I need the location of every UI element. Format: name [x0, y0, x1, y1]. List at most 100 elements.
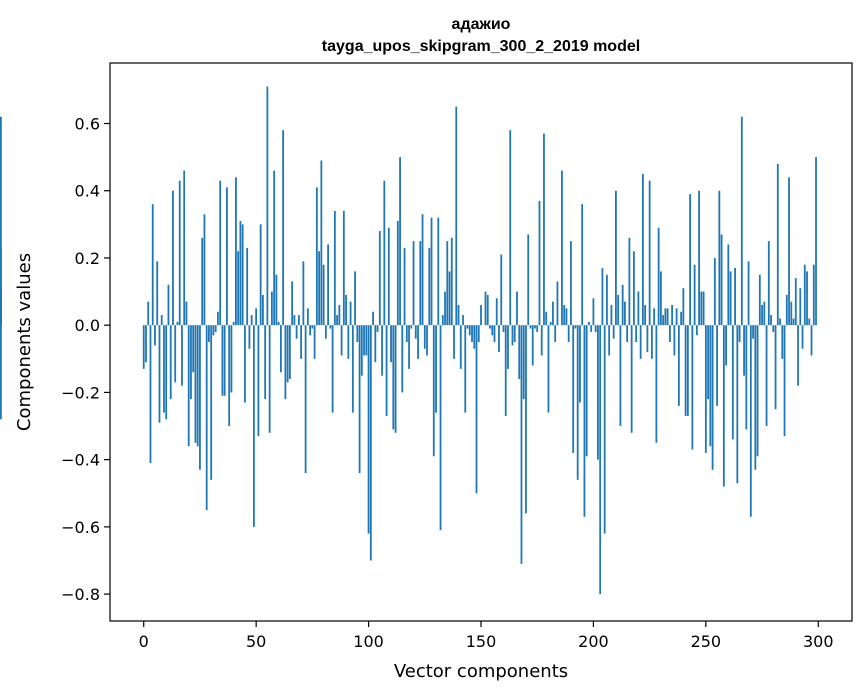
chart-subtitle: tayga_upos_skipgram_300_2_2019 model — [322, 38, 640, 55]
bar — [315, 187, 318, 326]
bar — [158, 325, 161, 423]
bar — [797, 325, 799, 386]
bar — [0, 325, 2, 420]
bar — [423, 325, 426, 349]
bar — [547, 325, 550, 413]
bar — [297, 315, 300, 326]
bar — [641, 173, 644, 326]
bar — [659, 271, 662, 326]
bar — [520, 325, 523, 564]
bar — [293, 315, 296, 326]
bar — [702, 291, 705, 326]
bar — [572, 325, 575, 453]
bar — [279, 325, 282, 373]
bar — [329, 325, 332, 329]
bar — [360, 325, 363, 376]
bar — [727, 244, 730, 326]
bar — [405, 325, 408, 342]
bar — [142, 325, 145, 369]
bar — [624, 301, 626, 326]
bar — [291, 281, 294, 326]
bar — [205, 325, 208, 511]
bar — [763, 301, 766, 326]
bar — [601, 268, 604, 326]
bar — [421, 214, 424, 326]
bar — [318, 251, 321, 326]
bar — [543, 133, 545, 326]
bar — [446, 241, 449, 326]
bar — [363, 325, 365, 356]
bar — [689, 194, 692, 326]
bar — [417, 325, 419, 359]
bar — [626, 325, 629, 342]
bar — [493, 325, 496, 342]
bar — [369, 325, 372, 561]
bar — [365, 325, 368, 356]
bar — [160, 315, 163, 326]
bar — [288, 325, 291, 379]
bar — [563, 305, 566, 326]
bar — [655, 325, 658, 443]
bar — [603, 325, 606, 534]
bar — [450, 237, 453, 326]
bar — [196, 325, 199, 447]
bar — [253, 325, 255, 527]
bar — [585, 325, 588, 457]
bar — [637, 291, 640, 326]
bar — [311, 325, 314, 329]
bar — [633, 251, 635, 326]
bar — [340, 325, 343, 356]
bar — [599, 325, 602, 595]
bar — [208, 325, 210, 342]
bar — [432, 325, 435, 457]
bar — [588, 321, 590, 326]
bar — [264, 325, 267, 400]
bar — [149, 325, 152, 464]
bar — [752, 325, 754, 339]
bar — [686, 325, 689, 416]
bar — [306, 308, 309, 326]
bar — [187, 325, 190, 447]
bar — [486, 294, 489, 326]
bar — [338, 305, 341, 326]
bar — [806, 271, 808, 326]
bar — [457, 305, 460, 326]
bar — [509, 130, 512, 326]
bar — [237, 251, 240, 326]
bar — [491, 325, 494, 336]
bar — [552, 301, 554, 326]
bar — [716, 325, 718, 406]
bar — [731, 325, 734, 440]
bar — [531, 325, 534, 366]
bar — [270, 291, 273, 326]
bar — [635, 325, 638, 342]
bar — [776, 163, 779, 326]
bar — [349, 301, 352, 326]
bar — [419, 241, 422, 326]
bar — [554, 325, 557, 342]
bar — [792, 318, 795, 326]
bar — [815, 157, 817, 326]
bar — [621, 284, 624, 326]
bar — [581, 204, 584, 326]
bar — [664, 308, 667, 326]
bar — [455, 106, 458, 326]
bar — [257, 325, 260, 437]
bar — [527, 234, 530, 326]
bar — [192, 325, 195, 373]
bar — [606, 274, 608, 326]
bar — [203, 214, 206, 326]
bar — [740, 116, 743, 326]
bar — [174, 325, 177, 383]
bar — [680, 311, 683, 326]
bar — [466, 325, 469, 329]
bar — [673, 325, 676, 356]
bar — [399, 157, 401, 326]
bar — [259, 224, 262, 326]
bar — [713, 257, 716, 326]
bar — [484, 291, 487, 326]
bar — [504, 325, 507, 416]
bar — [700, 291, 703, 326]
x-tick-label: 150 — [466, 632, 497, 651]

______

WHAT YOU HAVE TO DO:
Reproduce every one of the lines above, substituting "column" for each occurrence of "bar" and keeping all else unchanged. Omit the pictures from your answer.

EXERCISE ANSWER:
I need the location of every UI element. Format: name [x0, y0, x1, y1]. List at most 100 elements.
chart-subtitle: tayga_upos_skipgram_300_2_2019 model — [322, 38, 640, 55]
column — [315, 187, 318, 326]
column — [158, 325, 161, 423]
column — [797, 325, 799, 386]
column — [0, 325, 2, 420]
column — [423, 325, 426, 349]
column — [547, 325, 550, 413]
column — [297, 315, 300, 326]
column — [641, 173, 644, 326]
column — [659, 271, 662, 326]
column — [520, 325, 523, 564]
column — [293, 315, 296, 326]
column — [702, 291, 705, 326]
column — [572, 325, 575, 453]
column — [279, 325, 282, 373]
column — [329, 325, 332, 329]
column — [360, 325, 363, 376]
column — [727, 244, 730, 326]
column — [405, 325, 408, 342]
column — [142, 325, 145, 369]
column — [624, 301, 626, 326]
column — [291, 281, 294, 326]
column — [205, 325, 208, 511]
column — [763, 301, 766, 326]
column — [601, 268, 604, 326]
column — [421, 214, 424, 326]
column — [318, 251, 321, 326]
column — [543, 133, 545, 326]
column — [446, 241, 449, 326]
column — [363, 325, 365, 356]
column — [689, 194, 692, 326]
column — [417, 325, 419, 359]
column — [626, 325, 629, 342]
column — [493, 325, 496, 342]
column — [369, 325, 372, 561]
column — [365, 325, 368, 356]
column — [160, 315, 163, 326]
column — [288, 325, 291, 379]
column — [563, 305, 566, 326]
column — [655, 325, 658, 443]
column — [603, 325, 606, 534]
column — [450, 237, 453, 326]
column — [196, 325, 199, 447]
column — [253, 325, 255, 527]
column — [585, 325, 588, 457]
column — [637, 291, 640, 326]
column — [311, 325, 314, 329]
column — [633, 251, 635, 326]
column — [340, 325, 343, 356]
column — [599, 325, 602, 595]
column — [208, 325, 210, 342]
column — [432, 325, 435, 457]
column — [588, 321, 590, 326]
column — [264, 325, 267, 400]
column — [149, 325, 152, 464]
column — [752, 325, 754, 339]
column — [686, 325, 689, 416]
column — [306, 308, 309, 326]
column — [187, 325, 190, 447]
column — [486, 294, 489, 326]
column — [338, 305, 341, 326]
column — [806, 271, 808, 326]
column — [457, 305, 460, 326]
column — [509, 130, 512, 326]
column — [237, 251, 240, 326]
column — [491, 325, 494, 336]
column — [552, 301, 554, 326]
column — [716, 325, 718, 406]
column — [731, 325, 734, 440]
column — [531, 325, 534, 366]
column — [270, 291, 273, 326]
column — [635, 325, 638, 342]
column — [776, 163, 779, 326]
column — [349, 301, 352, 326]
column — [419, 241, 422, 326]
column — [554, 325, 557, 342]
column — [792, 318, 795, 326]
column — [815, 157, 817, 326]
column — [621, 284, 624, 326]
column — [581, 204, 584, 326]
column — [664, 308, 667, 326]
column — [455, 106, 458, 326]
column — [257, 325, 260, 437]
column — [527, 234, 530, 326]
column — [192, 325, 195, 373]
column — [606, 274, 608, 326]
column — [203, 214, 206, 326]
column — [740, 116, 743, 326]
column — [174, 325, 177, 383]
column — [680, 311, 683, 326]
column — [466, 325, 469, 329]
column — [673, 325, 676, 356]
column — [399, 157, 401, 326]
column — [259, 224, 262, 326]
column — [713, 257, 716, 326]
column — [484, 291, 487, 326]
column — [504, 325, 507, 416]
column — [700, 291, 703, 326]
x-tick-label: 150 — [466, 632, 497, 651]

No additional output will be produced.